# Start of Exercise materials

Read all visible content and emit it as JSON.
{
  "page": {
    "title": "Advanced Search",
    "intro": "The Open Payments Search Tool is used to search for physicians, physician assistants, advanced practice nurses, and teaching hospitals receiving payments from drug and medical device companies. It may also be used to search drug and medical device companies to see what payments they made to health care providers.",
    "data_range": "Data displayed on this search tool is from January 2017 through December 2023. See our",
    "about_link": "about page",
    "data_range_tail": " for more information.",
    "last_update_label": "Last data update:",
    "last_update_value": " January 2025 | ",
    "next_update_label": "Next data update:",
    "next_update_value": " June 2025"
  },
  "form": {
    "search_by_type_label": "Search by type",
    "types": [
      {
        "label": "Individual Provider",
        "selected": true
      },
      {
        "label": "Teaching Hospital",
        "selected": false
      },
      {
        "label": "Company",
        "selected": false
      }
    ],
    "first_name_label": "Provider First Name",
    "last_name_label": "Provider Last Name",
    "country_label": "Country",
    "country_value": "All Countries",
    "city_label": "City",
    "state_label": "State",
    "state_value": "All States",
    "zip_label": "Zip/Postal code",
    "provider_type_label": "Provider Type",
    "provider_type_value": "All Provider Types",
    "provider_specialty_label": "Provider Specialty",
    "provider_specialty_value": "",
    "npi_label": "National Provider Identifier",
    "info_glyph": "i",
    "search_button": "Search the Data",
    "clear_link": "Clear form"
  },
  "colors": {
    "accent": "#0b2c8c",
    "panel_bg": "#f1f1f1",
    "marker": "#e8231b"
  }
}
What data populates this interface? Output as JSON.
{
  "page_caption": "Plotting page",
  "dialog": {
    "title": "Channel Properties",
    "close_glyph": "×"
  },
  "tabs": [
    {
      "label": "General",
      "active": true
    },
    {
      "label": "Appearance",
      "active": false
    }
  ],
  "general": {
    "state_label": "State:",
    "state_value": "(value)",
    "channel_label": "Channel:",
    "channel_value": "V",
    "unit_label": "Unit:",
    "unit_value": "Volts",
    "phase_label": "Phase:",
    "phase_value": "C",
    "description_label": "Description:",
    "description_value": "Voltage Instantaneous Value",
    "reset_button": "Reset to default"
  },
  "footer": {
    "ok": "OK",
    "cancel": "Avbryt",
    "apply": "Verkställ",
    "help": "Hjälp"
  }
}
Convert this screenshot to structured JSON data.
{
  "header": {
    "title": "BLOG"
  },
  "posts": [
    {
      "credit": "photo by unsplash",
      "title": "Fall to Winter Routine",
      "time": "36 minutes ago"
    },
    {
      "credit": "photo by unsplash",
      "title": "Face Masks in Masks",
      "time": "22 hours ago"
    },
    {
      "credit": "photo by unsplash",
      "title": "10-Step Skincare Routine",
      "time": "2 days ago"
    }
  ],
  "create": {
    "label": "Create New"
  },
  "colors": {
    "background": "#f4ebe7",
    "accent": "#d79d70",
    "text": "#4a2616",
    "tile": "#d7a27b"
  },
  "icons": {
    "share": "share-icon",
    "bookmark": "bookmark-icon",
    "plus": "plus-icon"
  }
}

# End of Exercise materials

• _What you will do_
Count every line in the entries above where the word "Routine" appears; respond with the number alone.

• _Written answer_
2